* [Task instructions]:
Would you return all of this data exactly, leaving nothing out?

------ Extracted records

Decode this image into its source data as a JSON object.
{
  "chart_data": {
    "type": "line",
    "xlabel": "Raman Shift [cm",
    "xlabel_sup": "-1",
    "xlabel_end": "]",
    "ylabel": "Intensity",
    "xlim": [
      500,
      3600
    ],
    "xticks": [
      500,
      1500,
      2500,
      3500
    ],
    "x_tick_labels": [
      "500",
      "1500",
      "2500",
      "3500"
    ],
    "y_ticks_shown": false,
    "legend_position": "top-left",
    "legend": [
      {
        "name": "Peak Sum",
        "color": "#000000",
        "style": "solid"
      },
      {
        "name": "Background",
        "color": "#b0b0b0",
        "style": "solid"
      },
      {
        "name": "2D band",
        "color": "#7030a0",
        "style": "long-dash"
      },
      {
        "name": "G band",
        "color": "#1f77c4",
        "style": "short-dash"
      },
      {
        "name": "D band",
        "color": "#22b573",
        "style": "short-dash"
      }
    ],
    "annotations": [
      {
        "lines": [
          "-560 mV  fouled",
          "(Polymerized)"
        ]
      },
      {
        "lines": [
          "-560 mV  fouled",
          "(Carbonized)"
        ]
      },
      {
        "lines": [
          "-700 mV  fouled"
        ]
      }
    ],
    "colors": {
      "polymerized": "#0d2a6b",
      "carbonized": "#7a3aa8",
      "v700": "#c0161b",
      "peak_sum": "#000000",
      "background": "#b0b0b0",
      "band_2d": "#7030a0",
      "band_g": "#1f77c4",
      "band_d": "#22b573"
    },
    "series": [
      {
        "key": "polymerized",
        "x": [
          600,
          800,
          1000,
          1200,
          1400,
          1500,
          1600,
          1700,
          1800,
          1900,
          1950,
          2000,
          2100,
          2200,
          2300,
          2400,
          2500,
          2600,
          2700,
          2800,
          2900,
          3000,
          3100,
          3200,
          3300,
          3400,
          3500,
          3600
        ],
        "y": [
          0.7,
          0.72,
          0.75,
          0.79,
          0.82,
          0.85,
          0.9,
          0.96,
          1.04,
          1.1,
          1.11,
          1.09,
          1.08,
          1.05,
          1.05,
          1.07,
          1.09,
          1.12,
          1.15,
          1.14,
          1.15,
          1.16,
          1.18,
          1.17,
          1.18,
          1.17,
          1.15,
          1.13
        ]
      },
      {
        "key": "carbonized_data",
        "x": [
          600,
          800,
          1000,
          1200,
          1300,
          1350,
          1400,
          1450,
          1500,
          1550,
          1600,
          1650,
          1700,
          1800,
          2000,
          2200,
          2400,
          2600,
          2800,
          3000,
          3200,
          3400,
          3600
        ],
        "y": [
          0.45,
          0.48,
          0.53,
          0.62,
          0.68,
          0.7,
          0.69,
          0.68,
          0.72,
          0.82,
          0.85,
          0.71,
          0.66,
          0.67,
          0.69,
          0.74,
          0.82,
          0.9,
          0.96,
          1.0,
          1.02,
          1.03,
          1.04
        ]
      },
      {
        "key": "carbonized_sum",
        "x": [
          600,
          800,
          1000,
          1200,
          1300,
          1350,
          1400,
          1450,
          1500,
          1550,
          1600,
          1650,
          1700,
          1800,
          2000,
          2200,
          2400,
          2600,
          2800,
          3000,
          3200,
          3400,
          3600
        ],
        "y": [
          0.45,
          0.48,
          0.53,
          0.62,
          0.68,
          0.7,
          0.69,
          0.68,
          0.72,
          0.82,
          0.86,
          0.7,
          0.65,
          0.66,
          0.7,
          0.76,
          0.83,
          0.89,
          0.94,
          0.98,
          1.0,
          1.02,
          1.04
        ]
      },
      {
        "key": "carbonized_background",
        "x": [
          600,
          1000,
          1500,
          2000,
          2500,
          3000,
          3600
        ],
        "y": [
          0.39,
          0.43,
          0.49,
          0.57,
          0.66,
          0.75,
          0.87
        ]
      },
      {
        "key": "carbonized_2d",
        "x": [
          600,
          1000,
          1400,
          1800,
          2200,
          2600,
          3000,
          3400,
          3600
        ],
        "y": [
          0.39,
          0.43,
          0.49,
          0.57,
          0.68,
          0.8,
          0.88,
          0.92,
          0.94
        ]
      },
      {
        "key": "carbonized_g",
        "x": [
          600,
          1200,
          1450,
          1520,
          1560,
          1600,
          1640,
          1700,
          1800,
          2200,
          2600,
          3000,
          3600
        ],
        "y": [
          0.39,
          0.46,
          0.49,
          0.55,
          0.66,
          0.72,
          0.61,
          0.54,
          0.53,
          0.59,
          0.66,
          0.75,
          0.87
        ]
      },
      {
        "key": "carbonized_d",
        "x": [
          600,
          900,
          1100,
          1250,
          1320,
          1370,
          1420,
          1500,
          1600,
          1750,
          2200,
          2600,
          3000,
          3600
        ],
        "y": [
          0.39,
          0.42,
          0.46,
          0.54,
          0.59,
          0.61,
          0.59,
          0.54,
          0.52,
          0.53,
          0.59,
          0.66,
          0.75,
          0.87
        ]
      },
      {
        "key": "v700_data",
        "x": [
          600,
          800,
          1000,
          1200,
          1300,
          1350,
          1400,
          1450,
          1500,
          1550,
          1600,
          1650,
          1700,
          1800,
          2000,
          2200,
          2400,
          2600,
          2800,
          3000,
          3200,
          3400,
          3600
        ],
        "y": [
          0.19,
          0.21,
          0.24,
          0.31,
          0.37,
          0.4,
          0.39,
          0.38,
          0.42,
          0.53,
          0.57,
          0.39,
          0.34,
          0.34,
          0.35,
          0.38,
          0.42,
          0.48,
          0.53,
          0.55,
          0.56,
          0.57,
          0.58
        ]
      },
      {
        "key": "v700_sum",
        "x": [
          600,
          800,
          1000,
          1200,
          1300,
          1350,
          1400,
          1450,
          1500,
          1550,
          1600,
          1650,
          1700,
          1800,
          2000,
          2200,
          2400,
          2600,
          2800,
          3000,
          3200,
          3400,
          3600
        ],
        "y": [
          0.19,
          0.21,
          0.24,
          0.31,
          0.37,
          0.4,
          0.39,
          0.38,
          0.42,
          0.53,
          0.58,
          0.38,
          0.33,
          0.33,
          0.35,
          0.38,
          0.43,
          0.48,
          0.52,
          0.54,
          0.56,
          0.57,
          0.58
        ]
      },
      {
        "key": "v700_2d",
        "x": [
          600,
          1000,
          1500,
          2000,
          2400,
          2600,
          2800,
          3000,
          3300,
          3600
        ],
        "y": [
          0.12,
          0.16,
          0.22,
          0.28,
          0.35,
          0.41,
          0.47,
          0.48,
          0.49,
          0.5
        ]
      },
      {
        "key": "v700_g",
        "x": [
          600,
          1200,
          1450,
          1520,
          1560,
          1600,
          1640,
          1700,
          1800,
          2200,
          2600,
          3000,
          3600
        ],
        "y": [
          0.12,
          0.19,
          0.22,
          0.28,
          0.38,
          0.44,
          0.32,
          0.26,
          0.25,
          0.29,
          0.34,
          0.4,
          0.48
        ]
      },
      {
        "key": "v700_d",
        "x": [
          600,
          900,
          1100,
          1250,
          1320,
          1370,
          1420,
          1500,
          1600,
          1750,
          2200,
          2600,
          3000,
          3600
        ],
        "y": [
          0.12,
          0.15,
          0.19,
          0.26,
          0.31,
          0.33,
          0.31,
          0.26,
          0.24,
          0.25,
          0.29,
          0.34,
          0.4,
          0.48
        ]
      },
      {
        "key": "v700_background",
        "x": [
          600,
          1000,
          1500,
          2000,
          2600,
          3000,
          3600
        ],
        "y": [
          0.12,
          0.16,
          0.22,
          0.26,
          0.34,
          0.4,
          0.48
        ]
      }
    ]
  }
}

------------

* [Reply to the task]:
Decode this image into its source data as a JSON object.
{
  "chart_data": {
    "type": "line",
    "xlabel": "Raman Shift [cm",
    "xlabel_sup": "-1",
    "xlabel_end": "]",
    "ylabel": "Intensity",
    "xlim": [
      500,
      3600
    ],
    "xticks": [
      500,
      1500,
      2500,
      3500
    ],
    "x_tick_labels": [
      "500",
      "1500",
      "2500",
      "3500"
    ],
    "y_ticks_shown": false,
    "legend_position": "top-left",
    "legend": [
      {
        "name": "Peak Sum",
        "color": "#000000",
        "style": "solid"
      },
      {
        "name": "Background",
        "color": "#b0b0b0",
        "style": "solid"
      },
      {
        "name": "2D band",
        "color": "#7030a0",
        "style": "long-dash"
      },
      {
        "name": "G band",
        "color": "#1f77c4",
        "style": "short-dash"
      },
      {
        "name": "D band",
        "color": "#22b573",
        "style": "short-dash"
      }
    ],
    "annotations": [
      {
        "lines": [
          "-560 mV  fouled",
          "(Polymerized)"
        ]
      },
      {
        "lines": [
          "-560 mV  fouled",
          "(Carbonized)"
        ]
      },
      {
        "lines": [
          "-700 mV  fouled"
        ]
      }
    ],
    "colors": {
      "polymerized": "#0d2a6b",
      "carbonized": "#7a3aa8",
      "v700": "#c0161b",
      "peak_sum": "#000000",
      "background": "#b0b0b0",
      "band_2d": "#7030a0",
      "band_g": "#1f77c4",
      "band_d": "#22b573"
    },
    "series": [
      {
        "key": "polymerized",
        "x": [
          600,
          800,
          1000,
          1200,
          1400,
          1500,
          1600,
          1700,
          1800,
          1900,
          1950,
          2000,
          2100,
          2200,
          2300,
          2400,
          2500,
          2600,
          2700,
          2800,
          2900,
          3000,
          3100,
          3200,
          3300,
          3400,
          3500,
          3600
        ],
        "y": [
          0.7,
          0.72,
          0.75,
          0.79,
          0.82,
          0.85,
          0.9,
          0.96,
          1.04,
          1.1,
          1.11,
          1.09,
          1.08,
          1.05,
          1.05,
          1.07,
          1.09,
          1.12,
          1.15,
          1.14,
          1.15,
          1.16,
          1.18,
          1.17,
          1.18,
          1.17,
          1.15,
          1.13
        ]
      },
      {
        "key": "carbonized_data",
        "x": [
          600,
          800,
          1000,
          1200,
          1300,
          1350,
          1400,
          1450,
          1500,
          1550,
          1600,
          1650,
          1700,
          1800,
          2000,
          2200,
          2400,
          2600,
          2800,
          3000,
          3200,
          3400,
          3600
        ],
        "y": [
          0.45,
          0.48,
          0.53,
          0.62,
          0.68,
          0.7,
          0.69,
          0.68,
          0.72,
          0.82,
          0.85,
          0.71,
          0.66,
          0.67,
          0.69,
          0.74,
          0.82,
          0.9,
          0.96,
          1.0,
          1.02,
          1.03,
          1.04
        ]
      },
      {
        "key": "carbonized_sum",
        "x": [
          600,
          800,
          1000,
          1200,
          1300,
          1350,
          1400,
          1450,
          1500,
          1550,
          1600,
          1650,
          1700,
          1800,
          2000,
          2200,
          2400,
          2600,
          2800,
          3000,
          3200,
          3400,
          3600
        ],
        "y": [
          0.45,
          0.48,
          0.53,
          0.62,
          0.68,
          0.7,
          0.69,
          0.68,
          0.72,
          0.82,
          0.86,
          0.7,
          0.65,
          0.66,
          0.7,
          0.76,
          0.83,
          0.89,
          0.94,
          0.98,
          1.0,
          1.02,
          1.04
        ]
      },
      {
        "key": "carbonized_background",
        "x": [
          600,
          1000,
          1500,
          2000,
          2500,
          3000,
          3600
        ],
        "y": [
          0.39,
          0.43,
          0.49,
          0.57,
          0.66,
          0.75,
          0.87
        ]
      },
      {
        "key": "carbonized_2d",
        "x": [
          600,
          1000,
          1400,
          1800,
          2200,
          2600,
          3000,
          3400,
          3600
        ],
        "y": [
          0.39,
          0.43,
          0.49,
          0.57,
          0.68,
          0.8,
          0.88,
          0.92,
          0.94
        ]
      },
      {
        "key": "carbonized_g",
        "x": [
          600,
          1200,
          1450,
          1520,
          1560,
          1600,
          1640,
          1700,
          1800,
          2200,
          2600,
          3000,
          3600
        ],
        "y": [
          0.39,
          0.46,
          0.49,
          0.55,
          0.66,
          0.72,
          0.61,
          0.54,
          0.53,
          0.59,
          0.66,
          0.75,
          0.87
        ]
      },
      {
        "key": "carbonized_d",
        "x": [
          600,
          900,
          1100,
          1250,
          1320,
          1370,
          1420,
          1500,
          1600,
          1750,
          2200,
          2600,
          3000,
          3600
        ],
        "y": [
          0.39,
          0.42,
          0.46,
          0.54,
          0.59,
          0.61,
          0.59,
          0.54,
          0.52,
          0.53,
          0.59,
          0.66,
          0.75,
          0.87
        ]
      },
      {
        "key": "v700_data",
        "x": [
          600,
          800,
          1000,
          1200,
          1300,
          1350,
          1400,
          1450,
          1500,
          1550,
          1600,
          1650,
          1700,
          1800,
          2000,
          2200,
          2400,
          2600,
          2800,
          3000,
          3200,
          3400,
          3600
        ],
        "y": [
          0.19,
          0.21,
          0.24,
          0.31,
          0.37,
          0.4,
          0.39,
          0.38,
          0.42,
          0.53,
          0.57,
          0.39,
          0.34,
          0.34,
          0.35,
          0.38,
          0.42,
          0.48,
          0.53,
          0.55,
          0.56,
          0.57,
          0.58
        ]
      },
      {
        "key": "v700_sum",
        "x": [
          600,
          800,
          1000,
          1200,
          1300,
          1350,
          1400,
          1450,
          1500,
          1550,
          1600,
          1650,
          1700,
          1800,
          2000,
          2200,
          2400,
          2600,
          2800,
          3000,
          3200,
          3400,
          3600
        ],
        "y": [
          0.19,
          0.21,
          0.24,
          0.31,
          0.37,
          0.4,
          0.39,
          0.38,
          0.42,
          0.53,
          0.58,
          0.38,
          0.33,
          0.33,
          0.35,
          0.38,
          0.43,
          0.48,
          0.52,
          0.54,
          0.56,
          0.57,
          0.58
        ]
      },
      {
        "key": "v700_2d",
        "x": [
          600,
          1000,
          1500,
          2000,
          2400,
          2600,
          2800,
          3000,
          3300,
          3600
        ],
        "y": [
          0.12,
          0.16,
          0.22,
          0.28,
          0.35,
          0.41,
          0.47,
          0.48,
          0.49,
          0.5
        ]
      },
      {
        "key": "v700_g",
        "x": [
          600,
          1200,
          1450,
          1520,
          1560,
          1600,
          1640,
          1700,
          1800,
          2200,
          2600,
          3000,
          3600
        ],
        "y": [
          0.12,
          0.19,
          0.22,
          0.28,
          0.38,
          0.44,
          0.32,
          0.26,
          0.25,
          0.29,
          0.34,
          0.4,
          0.48
        ]
      },
      {
        "key": "v700_d",
        "x": [
          600,
          900,
          1100,
          1250,
          1320,
          1370,
          1420,
          1500,
          1600,
          1750,
          2200,
          2600,
          3000,
          3600
        ],
        "y": [
          0.12,
          0.15,
          0.19,
          0.26,
          0.31,
          0.33,
          0.31,
          0.26,
          0.24,
          0.25,
          0.29,
          0.34,
          0.4,
          0.48
        ]
      },
      {
        "key": "v700_background",
        "x": [
          600,
          1000,
          1500,
          2000,
          2600,
          3000,
          3600
        ],
        "y": [
          0.12,
          0.16,
          0.22,
          0.26,
          0.34,
          0.4,
          0.48
        ]
      }
    ]
  }
}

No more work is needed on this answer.